Given exercise:
For each line below that includes the word "with", make a copy.

(Stored records)

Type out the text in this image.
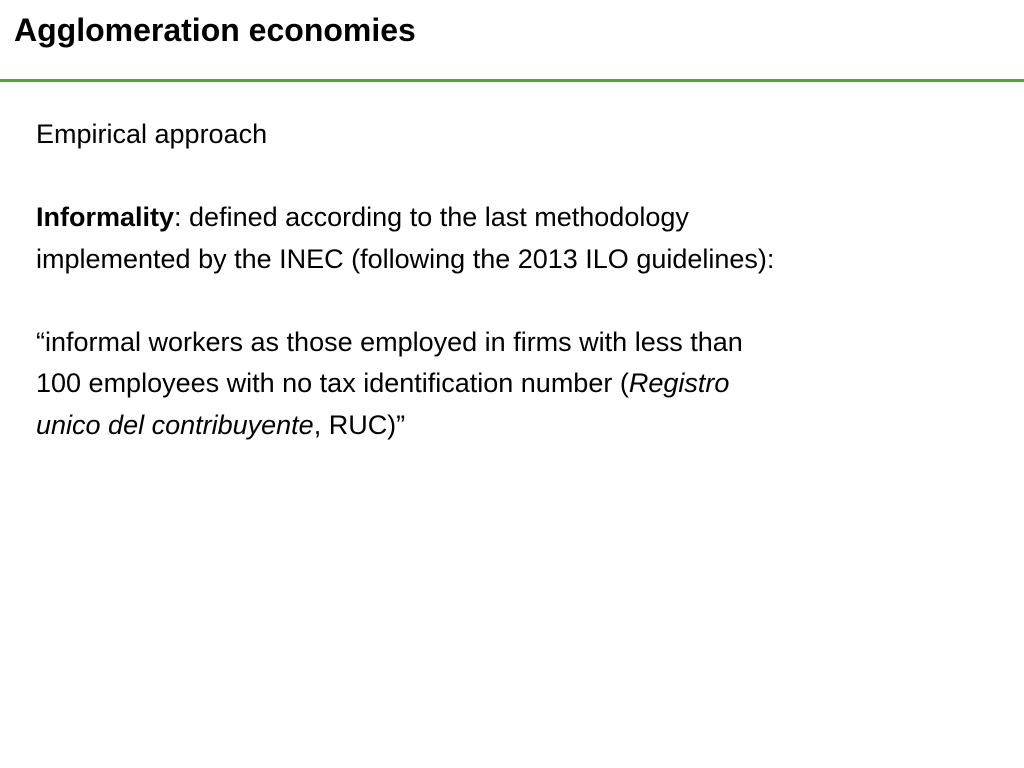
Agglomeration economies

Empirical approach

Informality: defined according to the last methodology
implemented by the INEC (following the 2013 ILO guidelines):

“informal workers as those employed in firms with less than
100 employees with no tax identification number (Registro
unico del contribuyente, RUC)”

Response to the task:
“informal workers as those employed in firms with less than
100 employees with no tax identification number (Registro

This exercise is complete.